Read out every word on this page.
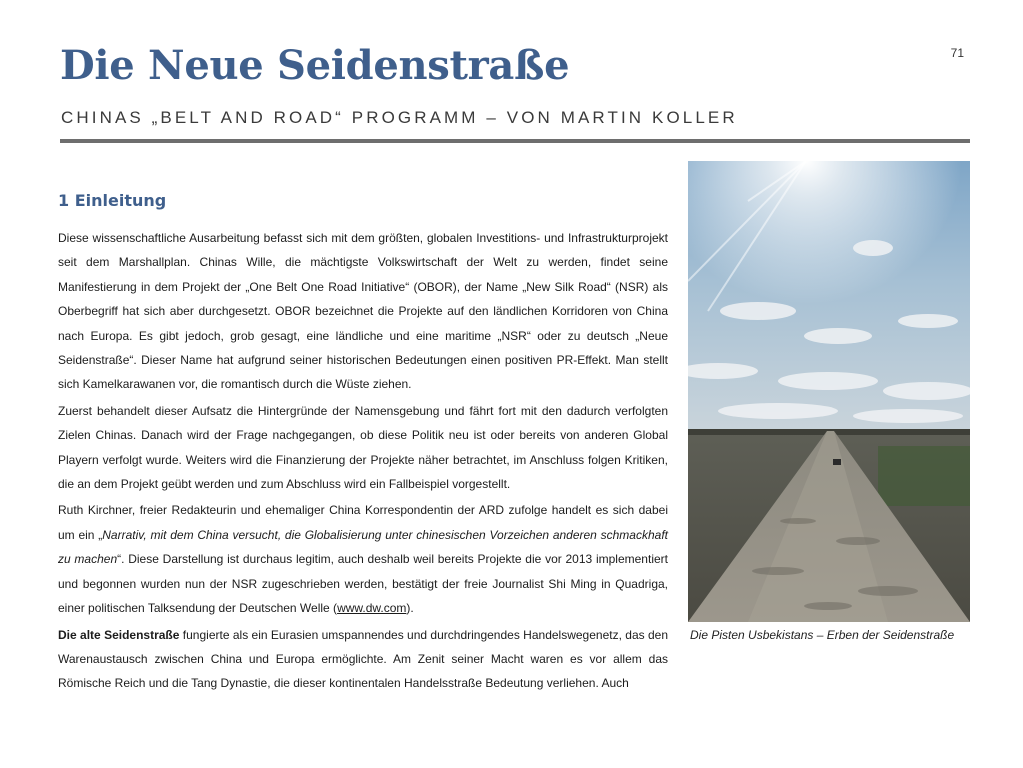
Die Neue Seidenstraße	71
CHINAS „BELT AND ROAD“ PROGRAMM – VON MARTIN KOLLER
1 Einleitung

Diese wissenschaftliche Ausarbeitung befasst sich mit dem größten, globalen Investitions- und Infrastrukturprojekt seit dem Marshallplan. Chinas Wille, die mächtigste Volkswirtschaft der Welt zu werden, findet seine Manifestierung in dem Projekt der „One Belt One Road Initiative“ (OBOR), der Name „New Silk Road“ (NSR) als Oberbegriff hat sich aber durchgesetzt. OBOR bezeichnet die Projekte auf den ländlichen Korridoren von China nach Europa. Es gibt jedoch, grob gesagt, eine ländliche und eine maritime „NSR“ oder zu deutsch „Neue Seidenstraße“. Dieser Name hat aufgrund seiner historischen Bedeutungen einen positiven PR-Effekt. Man stellt sich Kamelkarawanen vor, die romantisch durch die Wüste ziehen.

Zuerst behandelt dieser Aufsatz die Hintergründe der Namensgebung und fährt fort mit den dadurch verfolgten Zielen Chinas. Danach wird der Frage nachgegangen, ob diese Politik neu ist oder bereits von anderen Global Playern verfolgt wurde. Weiters wird die Finanzierung der Projekte näher betrachtet, im Anschluss folgen Kritiken, die an dem Projekt geübt werden und zum Abschluss wird ein Fallbeispiel vorgestellt.

Ruth Kirchner, freier Redakteurin und ehemaliger China Korrespondentin der ARD zufolge handelt es sich dabei um ein „Narrativ, mit dem China versucht, die Globalisierung unter chinesischen Vorzeichen anderen schmackhaft zu machen“. Diese Darstellung ist durchaus legitim, auch deshalb weil bereits Projekte die vor 2013 implementiert und begonnen wurden nun der NSR zugeschrieben werden, bestätigt der freie Journalist Shi Ming in Quadriga, einer politischen Talksendung der Deutschen Welle (www.dw.com).

Die alte Seidenstraße fungierte als ein Eurasien umspannendes und durchdringendes Handelswegenetz, das den Warenaustausch zwischen China und Europa ermöglichte. Am Zenit seiner Macht waren es vor allem das Römische Reich und die Tang Dynastie, die dieser kontinentalen Handelsstraße Bedeutung verliehen. Auch

Die Pisten Usbekistans – Erben der Seidenstraße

-=-=-=-=-

**Task statement**
Copy the material above exactly and drop the pictures.

**Response for this exercise**
Read out every word on this page.
Die Neue Seidenstraße	71
CHINAS „BELT AND ROAD“ PROGRAMM – VON MARTIN KOLLER
1 Einleitung

Diese wissenschaftliche Ausarbeitung befasst sich mit dem größten, globalen Investitions- und Infrastrukturprojekt seit dem Marshallplan. Chinas Wille, die mächtigste Volkswirtschaft der Welt zu werden, findet seine Manifestierung in dem Projekt der „One Belt One Road Initiative“ (OBOR), der Name „New Silk Road“ (NSR) als Oberbegriff hat sich aber durchgesetzt. OBOR bezeichnet die Projekte auf den ländlichen Korridoren von China nach Europa. Es gibt jedoch, grob gesagt, eine ländliche und eine maritime „NSR“ oder zu deutsch „Neue Seidenstraße“. Dieser Name hat aufgrund seiner historischen Bedeutungen einen positiven PR-Effekt. Man stellt sich Kamelkarawanen vor, die romantisch durch die Wüste ziehen.

Zuerst behandelt dieser Aufsatz die Hintergründe der Namensgebung und fährt fort mit den dadurch verfolgten Zielen Chinas. Danach wird der Frage nachgegangen, ob diese Politik neu ist oder bereits von anderen Global Playern verfolgt wurde. Weiters wird die Finanzierung der Projekte näher betrachtet, im Anschluss folgen Kritiken, die an dem Projekt geübt werden und zum Abschluss wird ein Fallbeispiel vorgestellt.

Ruth Kirchner, freier Redakteurin und ehemaliger China Korrespondentin der ARD zufolge handelt es sich dabei um ein „Narrativ, mit dem China versucht, die Globalisierung unter chinesischen Vorzeichen anderen schmackhaft zu machen“. Diese Darstellung ist durchaus legitim, auch deshalb weil bereits Projekte die vor 2013 implementiert und begonnen wurden nun der NSR zugeschrieben werden, bestätigt der freie Journalist Shi Ming in Quadriga, einer politischen Talksendung der Deutschen Welle (www.dw.com).

Die alte Seidenstraße fungierte als ein Eurasien umspannendes und durchdringendes Handelswegenetz, das den Warenaustausch zwischen China und Europa ermöglichte. Am Zenit seiner Macht waren es vor allem das Römische Reich und die Tang Dynastie, die dieser kontinentalen Handelsstraße Bedeutung verliehen. Auch

Die Pisten Usbekistans – Erben der Seidenstraße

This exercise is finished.